» LIST OF TASKS
1/ Condense the paragraph of the summit article that begins "Speakers included St. Tammany Parish President" into a short bulleted list that keeps its main facts.
2/ Summarize the summit article in two sentences.
3/ According to the summit article, where was the forecast event held?

» GIVEN TEXT
◆ ◆ ◆ ◆

Covington, parish leaders and real estate pros were not in the mood for vague promises at a Northshore economic summit on Tuesday, bluntly asking, "Where is our action plan?" The University of New Orleans hosted meeting laid out big-ticket investment numbers and serious housing shortfalls, but speakers warned that planning and infrastructure are still trailing the breakneck pace of development.

The "2026 Dr. Ivan Miestchovich Economic Outlook & Real Estate Forecast for the Northshore Region" pulled roughly a dozen speakers to the River Mill in Covington, according to the University of New Orleans Institute for Economic Development & Real Estate Research. The institute publishes the annual New Orleans & Northshore Real Estate Market Analysis and uses the seminar to walk industry and government leaders through its latest housing and market data.

Speakers included St. Tammany Parish President Mike Cooper, Tangipahoa Parish President Robbie Miller and Washington Parish President Ryan Seal, highlighting the Northshore's population growth and development potential, as reported by NOLA.com. Russell Richardson of St. Tammany Parish Economic Development told the crowd that about $15 billion of investment is headed to the parish and region and that five or six major projects over roughly the last seven months represent about 1,500 direct jobs, per that reporting. Panelists and local officials repeatedly pointed to infrastructure and permitting as bottlenecks that keep interest from turning into actual housing and new employers.

◆ ◆ ◆ ◆

[Listings of boxed layout items]
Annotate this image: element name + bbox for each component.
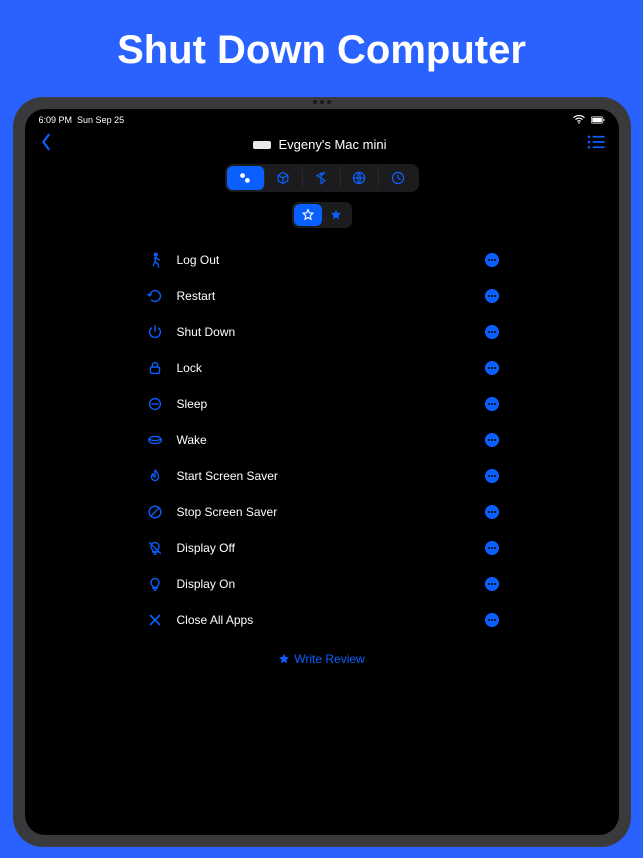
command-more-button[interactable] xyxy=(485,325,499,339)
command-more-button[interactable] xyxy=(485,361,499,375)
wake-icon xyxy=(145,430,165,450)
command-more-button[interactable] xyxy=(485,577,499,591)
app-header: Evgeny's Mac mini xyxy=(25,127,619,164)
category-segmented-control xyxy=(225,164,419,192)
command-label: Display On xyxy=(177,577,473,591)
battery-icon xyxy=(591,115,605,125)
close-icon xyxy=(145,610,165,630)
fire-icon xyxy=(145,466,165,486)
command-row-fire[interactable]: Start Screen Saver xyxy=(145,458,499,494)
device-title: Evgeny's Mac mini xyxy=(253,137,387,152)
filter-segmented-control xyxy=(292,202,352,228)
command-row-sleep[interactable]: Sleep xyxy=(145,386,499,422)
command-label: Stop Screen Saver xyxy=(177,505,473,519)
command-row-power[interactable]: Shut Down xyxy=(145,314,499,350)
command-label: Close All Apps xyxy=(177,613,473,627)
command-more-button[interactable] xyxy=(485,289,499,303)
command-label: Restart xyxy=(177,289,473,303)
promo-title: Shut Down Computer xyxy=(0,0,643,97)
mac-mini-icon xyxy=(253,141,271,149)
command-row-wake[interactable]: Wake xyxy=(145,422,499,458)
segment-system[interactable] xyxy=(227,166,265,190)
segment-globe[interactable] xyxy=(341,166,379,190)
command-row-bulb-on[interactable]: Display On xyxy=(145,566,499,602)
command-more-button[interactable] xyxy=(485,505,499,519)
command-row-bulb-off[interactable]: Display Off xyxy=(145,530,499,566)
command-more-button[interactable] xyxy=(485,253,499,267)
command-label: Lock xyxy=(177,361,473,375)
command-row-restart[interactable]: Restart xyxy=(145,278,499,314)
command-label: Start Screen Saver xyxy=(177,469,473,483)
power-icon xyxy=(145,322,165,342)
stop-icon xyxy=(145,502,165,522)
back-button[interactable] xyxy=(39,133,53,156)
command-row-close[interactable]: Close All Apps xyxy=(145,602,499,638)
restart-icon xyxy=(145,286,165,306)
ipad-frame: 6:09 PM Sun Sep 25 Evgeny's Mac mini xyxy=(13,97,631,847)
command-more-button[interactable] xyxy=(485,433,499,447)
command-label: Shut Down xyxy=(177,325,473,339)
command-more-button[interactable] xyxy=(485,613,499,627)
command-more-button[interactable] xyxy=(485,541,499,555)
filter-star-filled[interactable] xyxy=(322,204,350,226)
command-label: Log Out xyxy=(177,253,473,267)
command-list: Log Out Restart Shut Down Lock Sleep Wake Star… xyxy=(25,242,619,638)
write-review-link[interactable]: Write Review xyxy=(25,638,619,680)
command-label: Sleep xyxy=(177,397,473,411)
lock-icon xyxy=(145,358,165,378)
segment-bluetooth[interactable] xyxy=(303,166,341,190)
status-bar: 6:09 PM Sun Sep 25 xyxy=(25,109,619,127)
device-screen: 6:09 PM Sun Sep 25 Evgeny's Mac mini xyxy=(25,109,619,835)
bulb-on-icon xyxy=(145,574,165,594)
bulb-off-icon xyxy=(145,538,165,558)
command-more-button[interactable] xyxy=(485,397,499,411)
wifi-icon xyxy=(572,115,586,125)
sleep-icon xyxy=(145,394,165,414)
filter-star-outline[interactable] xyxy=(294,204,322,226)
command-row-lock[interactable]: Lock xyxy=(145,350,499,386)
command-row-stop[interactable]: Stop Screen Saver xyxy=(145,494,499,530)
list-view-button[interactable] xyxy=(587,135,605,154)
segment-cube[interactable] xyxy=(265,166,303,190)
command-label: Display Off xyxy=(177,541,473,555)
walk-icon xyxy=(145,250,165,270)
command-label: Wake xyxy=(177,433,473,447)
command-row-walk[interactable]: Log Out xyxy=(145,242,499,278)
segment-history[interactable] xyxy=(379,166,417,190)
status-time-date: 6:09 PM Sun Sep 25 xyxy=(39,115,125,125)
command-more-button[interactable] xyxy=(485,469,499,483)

◆ ◆ ◆ ◆

» ANSWERS TO THE TASKS
1/
- Speakers included the parish presidents of St. Tammany (Mike Cooper), Tangipahoa (Robbie Miller) and Washington (Ryan Seal), who highlighted the Northshore's population growth and development potential.
- Russell Richardson of St. Tammany Parish Economic Development said about $15 billion of investment is headed to the parish and region.
- He added that five or six major projects over roughly the last seven months represent about 1,500 direct jobs.
- Panelists and officials named infrastructure and permitting as bottlenecks that keep interest from becoming actual housing and new employers.

2/ At a University of New Orleans economic summit in Covington, parish leaders and real estate professionals pressed for an action plan as speakers presented large investment figures and serious housing shortfalls. Officials cited about $15 billion in incoming investment and roughly 1,500 direct jobs, but they warned that infrastructure, planning and permitting are lagging behind rapid development.

3/ At the River Mill in Covington.